_Do this:_
Print the complete set of entries exactly.

[Saved entries]
====

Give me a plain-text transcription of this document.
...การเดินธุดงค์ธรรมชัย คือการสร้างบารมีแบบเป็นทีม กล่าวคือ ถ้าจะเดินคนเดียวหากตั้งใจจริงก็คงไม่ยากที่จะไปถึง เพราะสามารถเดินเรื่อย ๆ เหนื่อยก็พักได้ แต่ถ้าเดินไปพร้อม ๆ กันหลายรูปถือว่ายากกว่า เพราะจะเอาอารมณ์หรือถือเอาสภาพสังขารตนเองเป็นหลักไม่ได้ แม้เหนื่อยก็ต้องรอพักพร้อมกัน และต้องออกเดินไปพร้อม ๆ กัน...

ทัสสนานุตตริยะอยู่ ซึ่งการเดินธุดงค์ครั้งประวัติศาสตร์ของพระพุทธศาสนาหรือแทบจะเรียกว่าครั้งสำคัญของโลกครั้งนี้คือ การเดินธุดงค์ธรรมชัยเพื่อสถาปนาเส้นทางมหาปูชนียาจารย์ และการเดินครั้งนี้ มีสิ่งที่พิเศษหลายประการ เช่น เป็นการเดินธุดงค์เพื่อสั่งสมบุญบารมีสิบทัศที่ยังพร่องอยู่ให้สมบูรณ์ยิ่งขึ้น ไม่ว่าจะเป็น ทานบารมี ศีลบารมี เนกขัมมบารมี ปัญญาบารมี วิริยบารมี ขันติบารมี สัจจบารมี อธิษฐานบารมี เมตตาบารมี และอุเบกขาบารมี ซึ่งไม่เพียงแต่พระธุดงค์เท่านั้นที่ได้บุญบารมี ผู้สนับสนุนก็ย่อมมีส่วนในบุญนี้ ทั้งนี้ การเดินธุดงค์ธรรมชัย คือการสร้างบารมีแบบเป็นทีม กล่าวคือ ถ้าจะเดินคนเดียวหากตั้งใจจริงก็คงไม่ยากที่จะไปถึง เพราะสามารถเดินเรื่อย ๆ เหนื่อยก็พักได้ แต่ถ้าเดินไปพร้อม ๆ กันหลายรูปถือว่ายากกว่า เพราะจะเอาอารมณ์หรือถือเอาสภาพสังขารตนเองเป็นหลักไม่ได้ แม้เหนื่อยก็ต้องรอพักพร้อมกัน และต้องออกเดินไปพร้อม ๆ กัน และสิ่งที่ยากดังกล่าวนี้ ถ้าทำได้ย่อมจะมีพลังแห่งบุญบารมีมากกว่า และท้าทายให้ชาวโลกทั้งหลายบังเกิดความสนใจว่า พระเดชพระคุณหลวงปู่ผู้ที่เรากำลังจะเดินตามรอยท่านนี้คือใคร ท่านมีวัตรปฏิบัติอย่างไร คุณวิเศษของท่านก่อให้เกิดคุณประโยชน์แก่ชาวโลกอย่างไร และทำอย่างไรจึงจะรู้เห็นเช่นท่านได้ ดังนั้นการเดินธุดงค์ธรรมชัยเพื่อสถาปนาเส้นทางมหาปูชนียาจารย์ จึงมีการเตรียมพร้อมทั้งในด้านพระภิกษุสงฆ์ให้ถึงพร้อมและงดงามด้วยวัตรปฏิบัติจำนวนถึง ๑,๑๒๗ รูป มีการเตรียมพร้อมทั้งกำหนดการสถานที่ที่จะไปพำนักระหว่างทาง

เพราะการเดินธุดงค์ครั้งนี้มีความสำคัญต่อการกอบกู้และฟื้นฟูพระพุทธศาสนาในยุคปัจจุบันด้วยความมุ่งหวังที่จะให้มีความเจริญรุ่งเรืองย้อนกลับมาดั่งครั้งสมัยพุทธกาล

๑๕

====

_Result:_
Give me a plain-text transcription of this document.
...การเดินธุดงค์ธรรมชัย คือการสร้างบารมีแบบเป็นทีม กล่าวคือ ถ้าจะเดินคนเดียวหากตั้งใจจริงก็คงไม่ยากที่จะไปถึง เพราะสามารถเดินเรื่อย ๆ เหนื่อยก็พักได้ แต่ถ้าเดินไปพร้อม ๆ กันหลายรูปถือว่ายากกว่า เพราะจะเอาอารมณ์หรือถือเอาสภาพสังขารตนเองเป็นหลักไม่ได้ แม้เหนื่อยก็ต้องรอพักพร้อมกัน และต้องออกเดินไปพร้อม ๆ กัน...

ทัสสนานุตตริยะอยู่ ซึ่งการเดินธุดงค์ครั้งประวัติศาสตร์ของพระพุทธศาสนาหรือแทบจะเรียกว่าครั้งสำคัญของโลกครั้งนี้คือ การเดินธุดงค์ธรรมชัยเพื่อสถาปนาเส้นทางมหาปูชนียาจารย์ และการเดินครั้งนี้ มีสิ่งที่พิเศษหลายประการ เช่น เป็นการเดินธุดงค์เพื่อสั่งสมบุญบารมีสิบทัศที่ยังพร่องอยู่ให้สมบูรณ์ยิ่งขึ้น ไม่ว่าจะเป็น ทานบารมี ศีลบารมี เนกขัมมบารมี ปัญญาบารมี วิริยบารมี ขันติบารมี สัจจบารมี อธิษฐานบารมี เมตตาบารมี และอุเบกขาบารมี ซึ่งไม่เพียงแต่พระธุดงค์เท่านั้นที่ได้บุญบารมี ผู้สนับสนุนก็ย่อมมีส่วนในบุญนี้ ทั้งนี้ การเดินธุดงค์ธรรมชัย คือการสร้างบารมีแบบเป็นทีม กล่าวคือ ถ้าจะเดินคนเดียวหากตั้งใจจริงก็คงไม่ยากที่จะไปถึง เพราะสามารถเดินเรื่อย ๆ เหนื่อยก็พักได้ แต่ถ้าเดินไปพร้อม ๆ กันหลายรูปถือว่ายากกว่า เพราะจะเอาอารมณ์หรือถือเอาสภาพสังขารตนเองเป็นหลักไม่ได้ แม้เหนื่อยก็ต้องรอพักพร้อมกัน และต้องออกเดินไปพร้อม ๆ กัน และสิ่งที่ยากดังกล่าวนี้ ถ้าทำได้ย่อมจะมีพลังแห่งบุญบารมีมากกว่า และท้าทายให้ชาวโลกทั้งหลายบังเกิดความสนใจว่า พระเดชพระคุณหลวงปู่ผู้ที่เรากำลังจะเดินตามรอยท่านนี้คือใคร ท่านมีวัตรปฏิบัติอย่างไร คุณวิเศษของท่านก่อให้เกิดคุณประโยชน์แก่ชาวโลกอย่างไร และทำอย่างไรจึงจะรู้เห็นเช่นท่านได้ ดังนั้นการเดินธุดงค์ธรรมชัยเพื่อสถาปนาเส้นทางมหาปูชนียาจารย์ จึงมีการเตรียมพร้อมทั้งในด้านพระภิกษุสงฆ์ให้ถึงพร้อมและงดงามด้วยวัตรปฏิบัติจำนวนถึง ๑,๑๒๗ รูป มีการเตรียมพร้อมทั้งกำหนดการสถานที่ที่จะไปพำนักระหว่างทาง

เพราะการเดินธุดงค์ครั้งนี้มีความสำคัญต่อการกอบกู้และฟื้นฟูพระพุทธศาสนาในยุคปัจจุบันด้วยความมุ่งหวังที่จะให้มีความเจริญรุ่งเรืองย้อนกลับมาดั่งครั้งสมัยพุทธกาล

๑๕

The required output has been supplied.